What is being asked – Would you quote the material below in full and unchanged?

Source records
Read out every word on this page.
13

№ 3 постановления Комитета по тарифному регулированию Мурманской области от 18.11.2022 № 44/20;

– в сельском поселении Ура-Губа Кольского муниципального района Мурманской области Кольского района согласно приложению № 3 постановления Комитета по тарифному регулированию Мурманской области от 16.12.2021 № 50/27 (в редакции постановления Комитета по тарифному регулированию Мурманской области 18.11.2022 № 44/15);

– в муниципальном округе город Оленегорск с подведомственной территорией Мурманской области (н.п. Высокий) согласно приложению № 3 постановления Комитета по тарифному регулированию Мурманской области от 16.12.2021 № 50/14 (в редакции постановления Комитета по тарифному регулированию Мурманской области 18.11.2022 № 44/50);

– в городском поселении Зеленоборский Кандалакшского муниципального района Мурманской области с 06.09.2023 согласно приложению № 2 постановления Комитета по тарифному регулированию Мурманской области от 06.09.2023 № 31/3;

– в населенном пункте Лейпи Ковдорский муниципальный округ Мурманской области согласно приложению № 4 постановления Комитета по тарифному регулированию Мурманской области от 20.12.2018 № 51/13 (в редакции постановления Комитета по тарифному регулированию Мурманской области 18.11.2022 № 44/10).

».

Answer below –
Read out every word on this page.
13

№ 3 постановления Комитета по тарифному регулированию Мурманской области от 18.11.2022 № 44/20;

– в сельском поселении Ура-Губа Кольского муниципального района Мурманской области Кольского района согласно приложению № 3 постановления Комитета по тарифному регулированию Мурманской области от 16.12.2021 № 50/27 (в редакции постановления Комитета по тарифному регулированию Мурманской области 18.11.2022 № 44/15);

– в муниципальном округе город Оленегорск с подведомственной территорией Мурманской области (н.п. Высокий) согласно приложению № 3 постановления Комитета по тарифному регулированию Мурманской области от 16.12.2021 № 50/14 (в редакции постановления Комитета по тарифному регулированию Мурманской области 18.11.2022 № 44/50);

– в городском поселении Зеленоборский Кандалакшского муниципального района Мурманской области с 06.09.2023 согласно приложению № 2 постановления Комитета по тарифному регулированию Мурманской области от 06.09.2023 № 31/3;

– в населенном пункте Лейпи Ковдорский муниципальный округ Мурманской области согласно приложению № 4 постановления Комитета по тарифному регулированию Мурманской области от 20.12.2018 № 51/13 (в редакции постановления Комитета по тарифному регулированию Мурманской области 18.11.2022 № 44/10).

».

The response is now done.